Output the full listing below exactly, without the pictures.

# INPUT MATERIAL
- - - - -

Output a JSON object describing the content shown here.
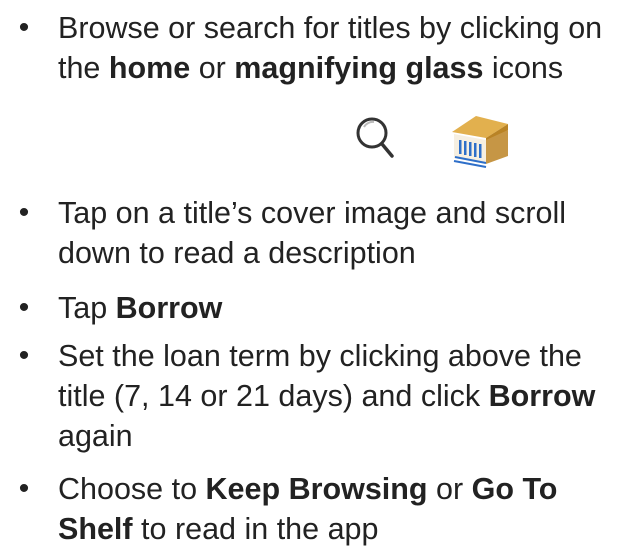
{
  "instructions": [
    {
      "parts": [
        {
          "text": "Browse or search for titles by clicking on the ",
          "bold": false
        },
        {
          "text": "home",
          "bold": true
        },
        {
          "text": " or ",
          "bold": false
        },
        {
          "text": "magnifying glass",
          "bold": true
        },
        {
          "text": " icons",
          "bold": false
        }
      ]
    },
    {
      "parts": [
        {
          "text": "Tap on a title’s cover image and scroll down to read a  description",
          "bold": false
        }
      ]
    },
    {
      "parts": [
        {
          "text": "Tap ",
          "bold": false
        },
        {
          "text": "Borrow",
          "bold": true
        }
      ]
    },
    {
      "parts": [
        {
          "text": "Set the loan term by clicking above the title (7, 14 or 21 days) and click ",
          "bold": false
        },
        {
          "text": "Borrow",
          "bold": true
        },
        {
          "text": " again",
          "bold": false
        }
      ]
    },
    {
      "parts": [
        {
          "text": "Choose to ",
          "bold": false
        },
        {
          "text": "Keep Browsing",
          "bold": true
        },
        {
          "text": " or ",
          "bold": false
        },
        {
          "text": "Go To Shelf",
          "bold": true
        },
        {
          "text": " to read in the app",
          "bold": false
        }
      ]
    }
  ],
  "icons": {
    "search": "magnifying-glass-icon",
    "home": "library-building-icon",
    "home_roof_color": "#d9a441",
    "home_accent_color": "#2e6fc9"
  }
}
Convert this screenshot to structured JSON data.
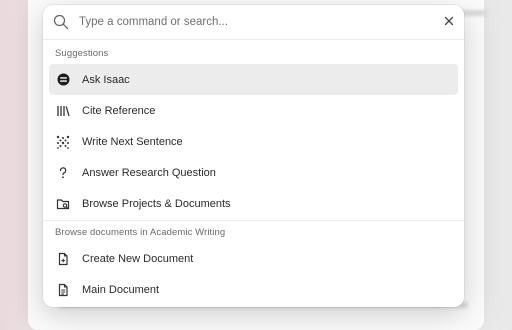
{
  "search": {
    "placeholder": "Type a command or search...",
    "value": ""
  },
  "sections": [
    {
      "title": "Suggestions",
      "items": [
        {
          "label": "Ask Isaac",
          "icon": "isaac-icon",
          "active": true
        },
        {
          "label": "Cite Reference",
          "icon": "library-icon"
        },
        {
          "label": "Write Next Sentence",
          "icon": "sparkle-dots-icon"
        },
        {
          "label": "Answer Research Question",
          "icon": "question-mark-icon"
        },
        {
          "label": "Browse Projects & Documents",
          "icon": "folder-search-icon"
        }
      ]
    },
    {
      "title": "Browse documents in Academic Writing",
      "items": [
        {
          "label": "Create New Document",
          "icon": "new-document-icon"
        },
        {
          "label": "Main Document",
          "icon": "document-icon"
        }
      ]
    }
  ],
  "colors": {
    "active_item_bg": "#ececec",
    "text": "#2a2a2a",
    "section_title": "#6b6b6b"
  }
}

- - - - -

# FINISHED EXERCISE
Output a JSON object describing the content shown here.
{
  "instructions": [
    {
      "parts": [
        {
          "text": "Browse or search for titles by clicking on the ",
          "bold": false
        },
        {
          "text": "home",
          "bold": true
        },
        {
          "text": " or ",
          "bold": false
        },
        {
          "text": "magnifying glass",
          "bold": true
        },
        {
          "text": " icons",
          "bold": false
        }
      ]
    },
    {
      "parts": [
        {
          "text": "Tap on a title’s cover image and scroll down to read a  description",
          "bold": false
        }
      ]
    },
    {
      "parts": [
        {
          "text": "Tap ",
          "bold": false
        },
        {
          "text": "Borrow",
          "bold": true
        }
      ]
    },
    {
      "parts": [
        {
          "text": "Set the loan term by clicking above the title (7, 14 or 21 days) and click ",
          "bold": false
        },
        {
          "text": "Borrow",
          "bold": true
        },
        {
          "text": " again",
          "bold": false
        }
      ]
    },
    {
      "parts": [
        {
          "text": "Choose to ",
          "bold": false
        },
        {
          "text": "Keep Browsing",
          "bold": true
        },
        {
          "text": " or ",
          "bold": false
        },
        {
          "text": "Go To Shelf",
          "bold": true
        },
        {
          "text": " to read in the app",
          "bold": false
        }
      ]
    }
  ],
  "icons": {
    "search": "magnifying-glass-icon",
    "home": "library-building-icon",
    "home_roof_color": "#d9a441",
    "home_accent_color": "#2e6fc9"
  }
}
Convert this screenshot to structured JSON data.
{
  "search": {
    "placeholder": "Type a command or search...",
    "value": ""
  },
  "sections": [
    {
      "title": "Suggestions",
      "items": [
        {
          "label": "Ask Isaac",
          "icon": "isaac-icon",
          "active": true
        },
        {
          "label": "Cite Reference",
          "icon": "library-icon"
        },
        {
          "label": "Write Next Sentence",
          "icon": "sparkle-dots-icon"
        },
        {
          "label": "Answer Research Question",
          "icon": "question-mark-icon"
        },
        {
          "label": "Browse Projects & Documents",
          "icon": "folder-search-icon"
        }
      ]
    },
    {
      "title": "Browse documents in Academic Writing",
      "items": [
        {
          "label": "Create New Document",
          "icon": "new-document-icon"
        },
        {
          "label": "Main Document",
          "icon": "document-icon"
        }
      ]
    }
  ],
  "colors": {
    "active_item_bg": "#ececec",
    "text": "#2a2a2a",
    "section_title": "#6b6b6b"
  }
}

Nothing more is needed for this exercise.